*The exercise*: Write out the whole listing again, exactly as given.

>> begin Exercise material

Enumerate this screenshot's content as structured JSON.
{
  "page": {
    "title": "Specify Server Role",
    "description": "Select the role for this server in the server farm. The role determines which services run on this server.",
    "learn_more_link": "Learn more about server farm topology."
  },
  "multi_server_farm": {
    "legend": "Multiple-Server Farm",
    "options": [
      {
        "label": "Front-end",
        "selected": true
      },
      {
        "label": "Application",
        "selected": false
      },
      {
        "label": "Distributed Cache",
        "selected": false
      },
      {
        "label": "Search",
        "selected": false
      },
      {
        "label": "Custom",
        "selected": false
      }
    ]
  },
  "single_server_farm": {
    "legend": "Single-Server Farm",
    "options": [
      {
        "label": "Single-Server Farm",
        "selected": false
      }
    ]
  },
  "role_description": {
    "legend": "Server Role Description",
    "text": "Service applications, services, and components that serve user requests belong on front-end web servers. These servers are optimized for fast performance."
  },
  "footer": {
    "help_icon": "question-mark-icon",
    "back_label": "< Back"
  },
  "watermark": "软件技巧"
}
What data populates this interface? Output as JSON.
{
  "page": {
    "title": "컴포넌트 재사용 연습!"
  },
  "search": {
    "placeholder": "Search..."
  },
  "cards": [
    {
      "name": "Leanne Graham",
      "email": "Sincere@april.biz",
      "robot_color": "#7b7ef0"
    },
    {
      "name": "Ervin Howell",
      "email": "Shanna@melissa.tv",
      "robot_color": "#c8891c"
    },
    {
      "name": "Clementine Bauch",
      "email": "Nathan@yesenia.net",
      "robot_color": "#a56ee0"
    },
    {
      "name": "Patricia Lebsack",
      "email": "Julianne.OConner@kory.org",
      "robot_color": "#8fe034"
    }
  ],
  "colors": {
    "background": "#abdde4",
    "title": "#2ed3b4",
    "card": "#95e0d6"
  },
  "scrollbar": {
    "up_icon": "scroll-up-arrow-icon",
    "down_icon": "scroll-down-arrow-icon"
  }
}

>> end Exercise material

*Solution to this exercise*:
Enumerate this screenshot's content as structured JSON.
{
  "page": {
    "title": "Specify Server Role",
    "description": "Select the role for this server in the server farm. The role determines which services run on this server.",
    "learn_more_link": "Learn more about server farm topology."
  },
  "multi_server_farm": {
    "legend": "Multiple-Server Farm",
    "options": [
      {
        "label": "Front-end",
        "selected": true
      },
      {
        "label": "Application",
        "selected": false
      },
      {
        "label": "Distributed Cache",
        "selected": false
      },
      {
        "label": "Search",
        "selected": false
      },
      {
        "label": "Custom",
        "selected": false
      }
    ]
  },
  "single_server_farm": {
    "legend": "Single-Server Farm",
    "options": [
      {
        "label": "Single-Server Farm",
        "selected": false
      }
    ]
  },
  "role_description": {
    "legend": "Server Role Description",
    "text": "Service applications, services, and components that serve user requests belong on front-end web servers. These servers are optimized for fast performance."
  },
  "footer": {
    "help_icon": "question-mark-icon",
    "back_label": "< Back"
  },
  "watermark": "软件技巧"
}
What data populates this interface? Output as JSON.
{
  "page": {
    "title": "컴포넌트 재사용 연습!"
  },
  "search": {
    "placeholder": "Search..."
  },
  "cards": [
    {
      "name": "Leanne Graham",
      "email": "Sincere@april.biz",
      "robot_color": "#7b7ef0"
    },
    {
      "name": "Ervin Howell",
      "email": "Shanna@melissa.tv",
      "robot_color": "#c8891c"
    },
    {
      "name": "Clementine Bauch",
      "email": "Nathan@yesenia.net",
      "robot_color": "#a56ee0"
    },
    {
      "name": "Patricia Lebsack",
      "email": "Julianne.OConner@kory.org",
      "robot_color": "#8fe034"
    }
  ],
  "colors": {
    "background": "#abdde4",
    "title": "#2ed3b4",
    "card": "#95e0d6"
  },
  "scrollbar": {
    "up_icon": "scroll-up-arrow-icon",
    "down_icon": "scroll-down-arrow-icon"
  }
}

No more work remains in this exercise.